◆ MATERIAL FOR THE TASK ◆
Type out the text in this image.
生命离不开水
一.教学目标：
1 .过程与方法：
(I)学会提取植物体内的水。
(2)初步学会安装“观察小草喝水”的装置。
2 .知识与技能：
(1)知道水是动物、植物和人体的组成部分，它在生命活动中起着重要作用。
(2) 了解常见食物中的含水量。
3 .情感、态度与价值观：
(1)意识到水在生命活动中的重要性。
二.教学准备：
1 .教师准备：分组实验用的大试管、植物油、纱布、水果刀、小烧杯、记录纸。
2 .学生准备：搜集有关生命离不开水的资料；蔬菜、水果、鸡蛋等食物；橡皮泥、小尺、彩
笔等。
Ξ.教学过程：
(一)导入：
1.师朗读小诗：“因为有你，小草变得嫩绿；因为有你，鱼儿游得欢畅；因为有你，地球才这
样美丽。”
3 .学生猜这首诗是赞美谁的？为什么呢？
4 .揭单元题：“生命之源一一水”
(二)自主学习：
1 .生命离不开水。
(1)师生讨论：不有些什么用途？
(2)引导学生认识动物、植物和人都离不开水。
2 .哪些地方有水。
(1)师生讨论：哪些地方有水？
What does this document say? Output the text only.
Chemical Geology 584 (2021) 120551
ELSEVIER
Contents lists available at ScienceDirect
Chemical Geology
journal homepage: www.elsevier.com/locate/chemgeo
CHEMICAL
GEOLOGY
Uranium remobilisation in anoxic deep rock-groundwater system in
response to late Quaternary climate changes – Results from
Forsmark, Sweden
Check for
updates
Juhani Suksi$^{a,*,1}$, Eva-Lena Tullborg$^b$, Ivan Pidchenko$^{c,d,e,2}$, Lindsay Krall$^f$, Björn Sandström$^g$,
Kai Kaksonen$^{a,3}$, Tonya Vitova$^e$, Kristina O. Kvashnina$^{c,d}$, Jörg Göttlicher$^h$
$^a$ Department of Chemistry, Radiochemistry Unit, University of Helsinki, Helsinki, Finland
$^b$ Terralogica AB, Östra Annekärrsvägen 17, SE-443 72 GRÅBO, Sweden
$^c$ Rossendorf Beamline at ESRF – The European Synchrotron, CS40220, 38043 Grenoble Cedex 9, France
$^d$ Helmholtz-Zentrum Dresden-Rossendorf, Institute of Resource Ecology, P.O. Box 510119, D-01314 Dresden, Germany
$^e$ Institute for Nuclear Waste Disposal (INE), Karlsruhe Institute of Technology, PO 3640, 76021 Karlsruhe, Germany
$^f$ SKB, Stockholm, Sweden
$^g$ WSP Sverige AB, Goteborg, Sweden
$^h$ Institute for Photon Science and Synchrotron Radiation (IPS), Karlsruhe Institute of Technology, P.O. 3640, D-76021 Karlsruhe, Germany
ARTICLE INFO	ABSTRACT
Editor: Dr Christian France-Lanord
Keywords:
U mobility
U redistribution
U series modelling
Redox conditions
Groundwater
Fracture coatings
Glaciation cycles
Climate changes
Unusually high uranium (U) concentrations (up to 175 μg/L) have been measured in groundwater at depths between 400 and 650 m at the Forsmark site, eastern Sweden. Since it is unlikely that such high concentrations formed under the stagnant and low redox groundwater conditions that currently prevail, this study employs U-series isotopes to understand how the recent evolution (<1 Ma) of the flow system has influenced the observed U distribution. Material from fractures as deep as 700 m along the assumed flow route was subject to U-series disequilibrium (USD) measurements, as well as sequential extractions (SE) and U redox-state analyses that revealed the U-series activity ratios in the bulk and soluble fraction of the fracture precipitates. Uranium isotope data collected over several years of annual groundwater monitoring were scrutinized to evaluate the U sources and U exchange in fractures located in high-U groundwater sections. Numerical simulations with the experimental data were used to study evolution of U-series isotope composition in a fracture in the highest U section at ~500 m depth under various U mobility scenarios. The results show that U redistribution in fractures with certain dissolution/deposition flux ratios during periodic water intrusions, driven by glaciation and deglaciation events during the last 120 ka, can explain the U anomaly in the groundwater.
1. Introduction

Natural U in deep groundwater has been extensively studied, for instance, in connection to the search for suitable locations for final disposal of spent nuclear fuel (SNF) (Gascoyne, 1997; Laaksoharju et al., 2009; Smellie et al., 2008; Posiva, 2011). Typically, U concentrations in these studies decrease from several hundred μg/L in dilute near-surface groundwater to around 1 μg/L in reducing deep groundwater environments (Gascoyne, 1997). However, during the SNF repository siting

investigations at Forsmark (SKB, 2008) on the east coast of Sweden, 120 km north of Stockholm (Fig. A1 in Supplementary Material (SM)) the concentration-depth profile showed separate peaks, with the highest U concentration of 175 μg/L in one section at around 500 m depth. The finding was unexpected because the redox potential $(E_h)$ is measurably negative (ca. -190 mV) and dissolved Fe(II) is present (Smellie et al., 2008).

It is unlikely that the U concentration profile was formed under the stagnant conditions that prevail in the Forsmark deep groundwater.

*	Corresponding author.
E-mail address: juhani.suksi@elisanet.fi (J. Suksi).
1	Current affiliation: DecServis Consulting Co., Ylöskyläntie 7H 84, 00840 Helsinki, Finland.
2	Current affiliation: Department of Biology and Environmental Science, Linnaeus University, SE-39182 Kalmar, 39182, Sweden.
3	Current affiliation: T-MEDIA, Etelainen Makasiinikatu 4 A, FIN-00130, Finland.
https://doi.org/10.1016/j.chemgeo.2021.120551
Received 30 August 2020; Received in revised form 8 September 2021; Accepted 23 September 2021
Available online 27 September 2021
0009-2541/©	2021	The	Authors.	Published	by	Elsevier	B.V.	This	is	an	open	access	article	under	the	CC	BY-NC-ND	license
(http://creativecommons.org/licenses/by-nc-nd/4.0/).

◆ YOUR OBJECTIVE ◆
Write down only how many lines in the listing contain the word "affiliation".

◆ COMPLETE OUTPUT ◆
3